--- start of AVAILABLE RECORDS ---
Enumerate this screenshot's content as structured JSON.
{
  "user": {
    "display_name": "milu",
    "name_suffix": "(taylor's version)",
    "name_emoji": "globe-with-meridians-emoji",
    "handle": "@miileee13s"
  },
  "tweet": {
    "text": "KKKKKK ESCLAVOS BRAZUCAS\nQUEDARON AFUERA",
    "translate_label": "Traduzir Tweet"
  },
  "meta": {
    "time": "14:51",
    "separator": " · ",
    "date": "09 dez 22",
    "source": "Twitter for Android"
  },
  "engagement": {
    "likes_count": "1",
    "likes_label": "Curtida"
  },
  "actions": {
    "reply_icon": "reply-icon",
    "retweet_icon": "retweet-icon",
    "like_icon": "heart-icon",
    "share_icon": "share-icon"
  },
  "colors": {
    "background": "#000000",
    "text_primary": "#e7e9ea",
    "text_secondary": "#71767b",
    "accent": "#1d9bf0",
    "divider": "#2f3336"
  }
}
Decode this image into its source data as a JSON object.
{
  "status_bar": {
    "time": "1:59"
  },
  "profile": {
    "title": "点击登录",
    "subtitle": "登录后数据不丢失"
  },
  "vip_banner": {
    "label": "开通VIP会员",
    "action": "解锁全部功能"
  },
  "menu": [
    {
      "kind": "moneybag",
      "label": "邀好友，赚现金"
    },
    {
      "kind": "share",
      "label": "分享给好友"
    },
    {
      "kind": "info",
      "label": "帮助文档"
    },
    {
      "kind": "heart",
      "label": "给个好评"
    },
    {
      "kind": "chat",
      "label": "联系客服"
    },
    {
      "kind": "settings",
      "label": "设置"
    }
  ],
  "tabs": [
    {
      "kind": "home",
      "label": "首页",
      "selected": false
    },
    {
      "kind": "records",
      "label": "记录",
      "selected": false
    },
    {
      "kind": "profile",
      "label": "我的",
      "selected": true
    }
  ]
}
--- end of AVAILABLE RECORDS ---
* [SHORT PROBLEM]: Hand back the material above in full, exactly as written.

* [TASK RESPONSE]:
Enumerate this screenshot's content as structured JSON.
{
  "user": {
    "display_name": "milu",
    "name_suffix": "(taylor's version)",
    "name_emoji": "globe-with-meridians-emoji",
    "handle": "@miileee13s"
  },
  "tweet": {
    "text": "KKKKKK ESCLAVOS BRAZUCAS\nQUEDARON AFUERA",
    "translate_label": "Traduzir Tweet"
  },
  "meta": {
    "time": "14:51",
    "separator": " · ",
    "date": "09 dez 22",
    "source": "Twitter for Android"
  },
  "engagement": {
    "likes_count": "1",
    "likes_label": "Curtida"
  },
  "actions": {
    "reply_icon": "reply-icon",
    "retweet_icon": "retweet-icon",
    "like_icon": "heart-icon",
    "share_icon": "share-icon"
  },
  "colors": {
    "background": "#000000",
    "text_primary": "#e7e9ea",
    "text_secondary": "#71767b",
    "accent": "#1d9bf0",
    "divider": "#2f3336"
  }
}
Decode this image into its source data as a JSON object.
{
  "status_bar": {
    "time": "1:59"
  },
  "profile": {
    "title": "点击登录",
    "subtitle": "登录后数据不丢失"
  },
  "vip_banner": {
    "label": "开通VIP会员",
    "action": "解锁全部功能"
  },
  "menu": [
    {
      "kind": "moneybag",
      "label": "邀好友，赚现金"
    },
    {
      "kind": "share",
      "label": "分享给好友"
    },
    {
      "kind": "info",
      "label": "帮助文档"
    },
    {
      "kind": "heart",
      "label": "给个好评"
    },
    {
      "kind": "chat",
      "label": "联系客服"
    },
    {
      "kind": "settings",
      "label": "设置"
    }
  ],
  "tabs": [
    {
      "kind": "home",
      "label": "首页",
      "selected": false
    },
    {
      "kind": "records",
      "label": "记录",
      "selected": false
    },
    {
      "kind": "profile",
      "label": "我的",
      "selected": true
    }
  ]
}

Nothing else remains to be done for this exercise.